# [Aim of the task]
In your copy, leave out the pictures; write out all the data exactly.

# [Data section]
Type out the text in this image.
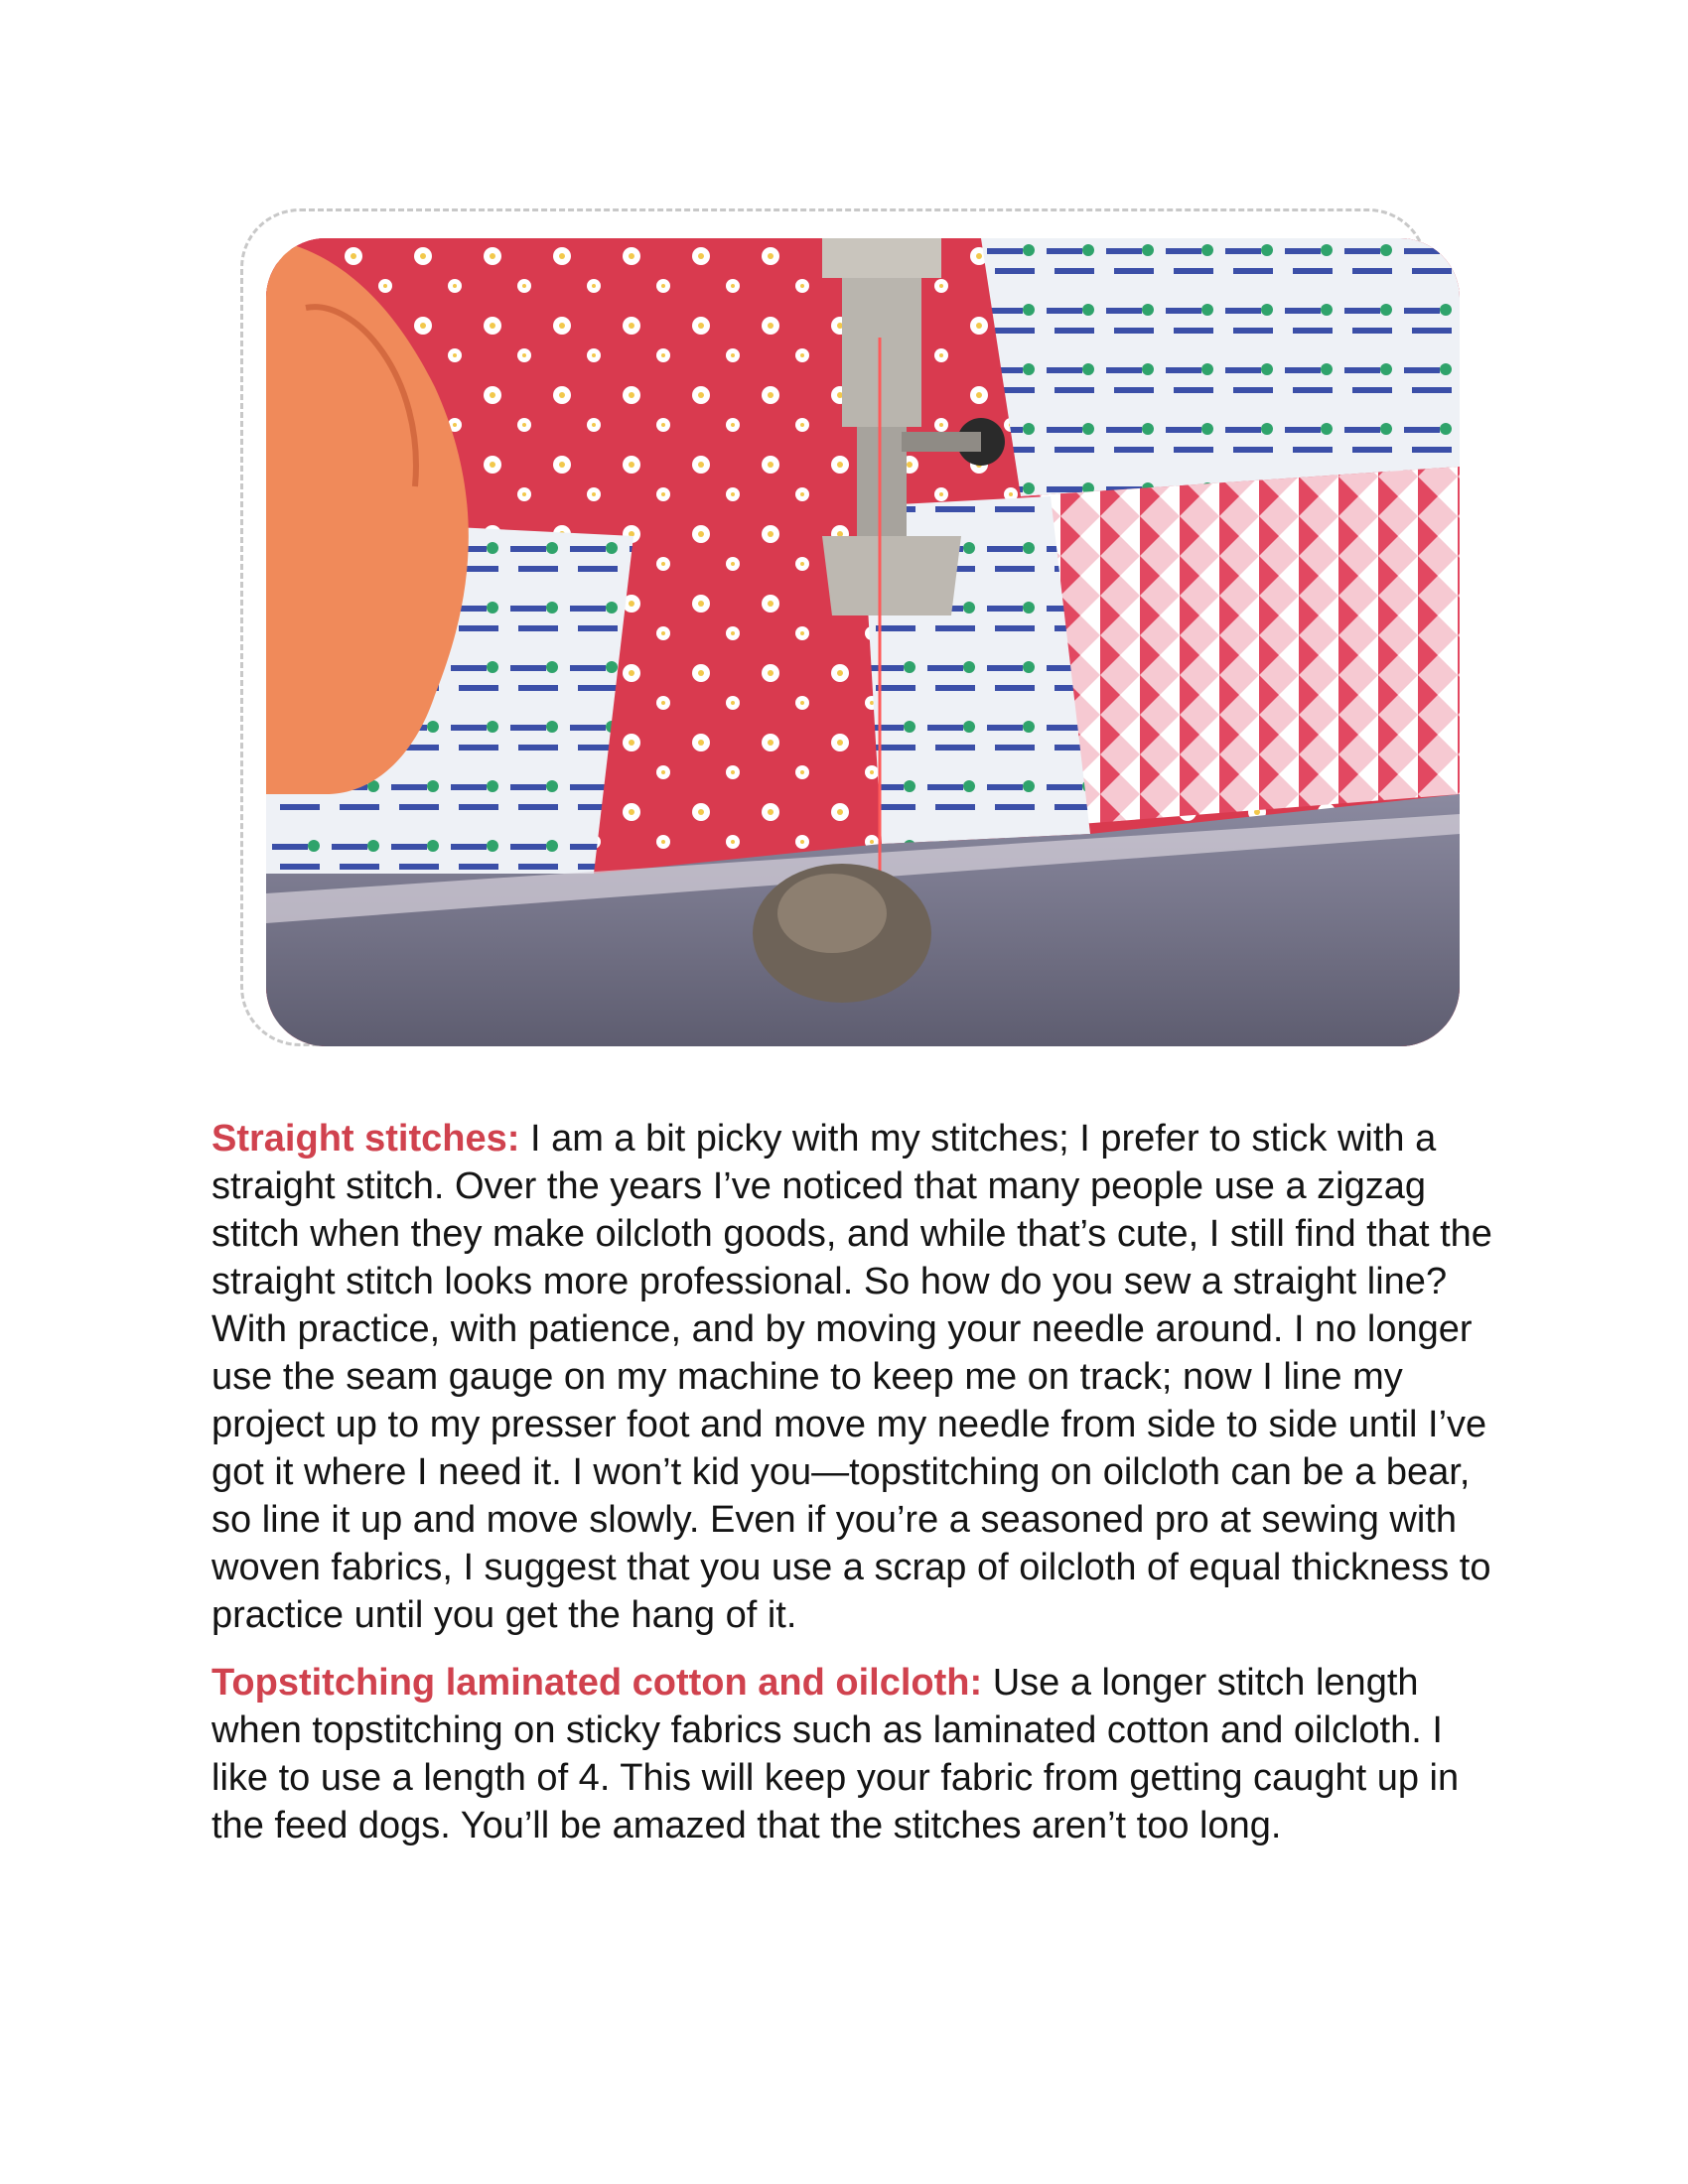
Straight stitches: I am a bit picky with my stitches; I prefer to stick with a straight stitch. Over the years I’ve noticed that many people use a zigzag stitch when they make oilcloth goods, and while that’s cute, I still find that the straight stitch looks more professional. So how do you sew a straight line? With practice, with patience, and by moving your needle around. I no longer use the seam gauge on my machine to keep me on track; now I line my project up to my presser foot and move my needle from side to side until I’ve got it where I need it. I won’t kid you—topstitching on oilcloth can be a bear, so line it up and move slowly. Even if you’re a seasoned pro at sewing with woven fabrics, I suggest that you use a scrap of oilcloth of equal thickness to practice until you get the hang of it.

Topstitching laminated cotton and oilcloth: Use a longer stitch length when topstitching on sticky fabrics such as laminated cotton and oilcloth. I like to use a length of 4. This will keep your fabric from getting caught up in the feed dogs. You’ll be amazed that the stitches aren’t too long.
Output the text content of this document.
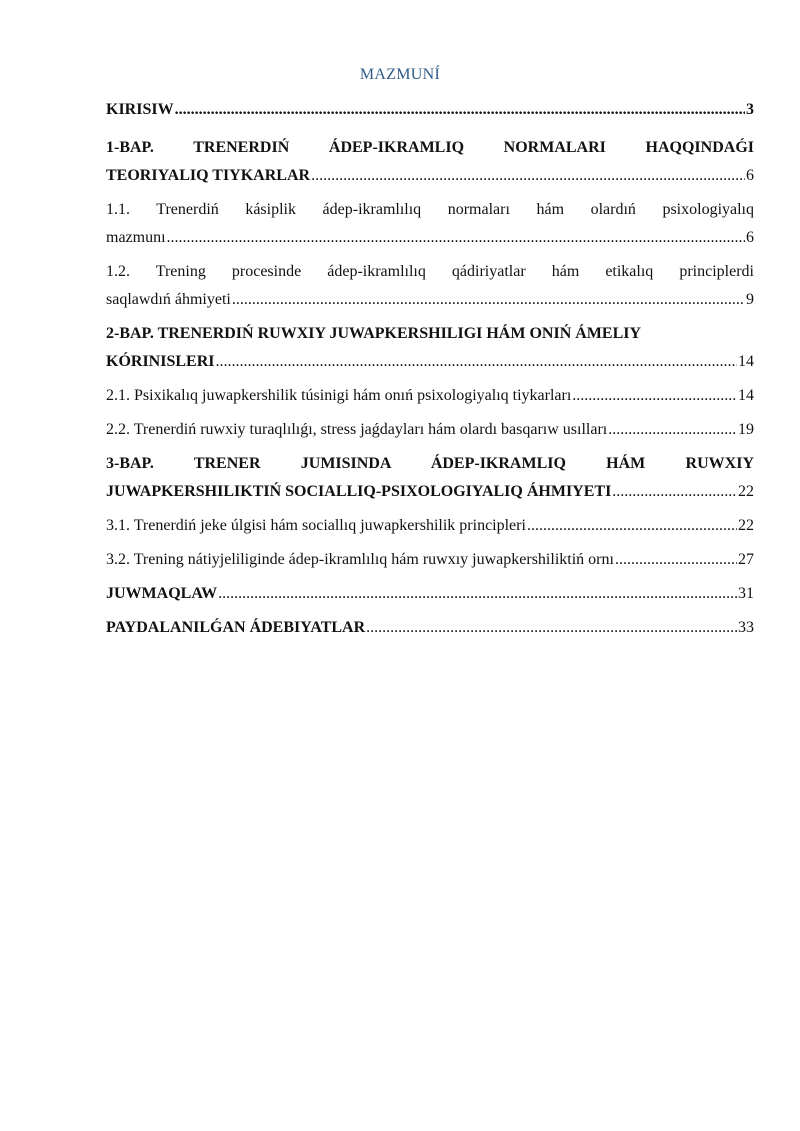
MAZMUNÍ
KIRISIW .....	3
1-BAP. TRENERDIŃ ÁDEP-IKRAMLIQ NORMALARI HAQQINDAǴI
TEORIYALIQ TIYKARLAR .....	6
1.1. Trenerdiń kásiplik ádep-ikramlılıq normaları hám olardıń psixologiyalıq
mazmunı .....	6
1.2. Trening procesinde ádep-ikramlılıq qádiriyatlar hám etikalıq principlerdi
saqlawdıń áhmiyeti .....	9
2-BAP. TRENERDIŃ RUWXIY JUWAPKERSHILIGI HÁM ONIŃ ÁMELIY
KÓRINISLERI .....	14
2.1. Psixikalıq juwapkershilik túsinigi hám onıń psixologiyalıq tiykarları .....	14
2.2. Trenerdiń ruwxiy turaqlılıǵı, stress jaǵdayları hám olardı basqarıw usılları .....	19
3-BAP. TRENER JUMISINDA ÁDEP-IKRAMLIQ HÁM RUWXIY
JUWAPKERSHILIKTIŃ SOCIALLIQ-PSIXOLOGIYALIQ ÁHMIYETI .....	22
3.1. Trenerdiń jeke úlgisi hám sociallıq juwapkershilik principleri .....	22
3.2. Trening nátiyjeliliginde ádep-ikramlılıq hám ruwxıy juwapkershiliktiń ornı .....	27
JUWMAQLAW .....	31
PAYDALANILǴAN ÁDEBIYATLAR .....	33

# [Full solution]
Type out the text in this image.
Straight stitches: I am a bit picky with my stitches; I prefer to stick with a straight stitch. Over the years I’ve noticed that many people use a zigzag stitch when they make oilcloth goods, and while that’s cute, I still find that the straight stitch looks more professional. So how do you sew a straight line? With practice, with patience, and by moving your needle around. I no longer use the seam gauge on my machine to keep me on track; now I line my project up to my presser foot and move my needle from side to side until I’ve got it where I need it. I won’t kid you—topstitching on oilcloth can be a bear, so line it up and move slowly. Even if you’re a seasoned pro at sewing with woven fabrics, I suggest that you use a scrap of oilcloth of equal thickness to practice until you get the hang of it.

Topstitching laminated cotton and oilcloth: Use a longer stitch length when topstitching on sticky fabrics such as laminated cotton and oilcloth. I like to use a length of 4. This will keep your fabric from getting caught up in the feed dogs. You’ll be amazed that the stitches aren’t too long.
Output the text content of this document.
MAZMUNÍ
KIRISIW .....	3
1-BAP. TRENERDIŃ ÁDEP-IKRAMLIQ NORMALARI HAQQINDAǴI
TEORIYALIQ TIYKARLAR .....	6
1.1. Trenerdiń kásiplik ádep-ikramlılıq normaları hám olardıń psixologiyalıq
mazmunı .....	6
1.2. Trening procesinde ádep-ikramlılıq qádiriyatlar hám etikalıq principlerdi
saqlawdıń áhmiyeti .....	9
2-BAP. TRENERDIŃ RUWXIY JUWAPKERSHILIGI HÁM ONIŃ ÁMELIY
KÓRINISLERI .....	14
2.1. Psixikalıq juwapkershilik túsinigi hám onıń psixologiyalıq tiykarları .....	14
2.2. Trenerdiń ruwxiy turaqlılıǵı, stress jaǵdayları hám olardı basqarıw usılları .....	19
3-BAP. TRENER JUMISINDA ÁDEP-IKRAMLIQ HÁM RUWXIY
JUWAPKERSHILIKTIŃ SOCIALLIQ-PSIXOLOGIYALIQ ÁHMIYETI .....	22
3.1. Trenerdiń jeke úlgisi hám sociallıq juwapkershilik principleri .....	22
3.2. Trening nátiyjeliliginde ádep-ikramlılıq hám ruwxıy juwapkershiliktiń ornı .....	27
JUWMAQLAW .....	31
PAYDALANILǴAN ÁDEBIYATLAR .....	33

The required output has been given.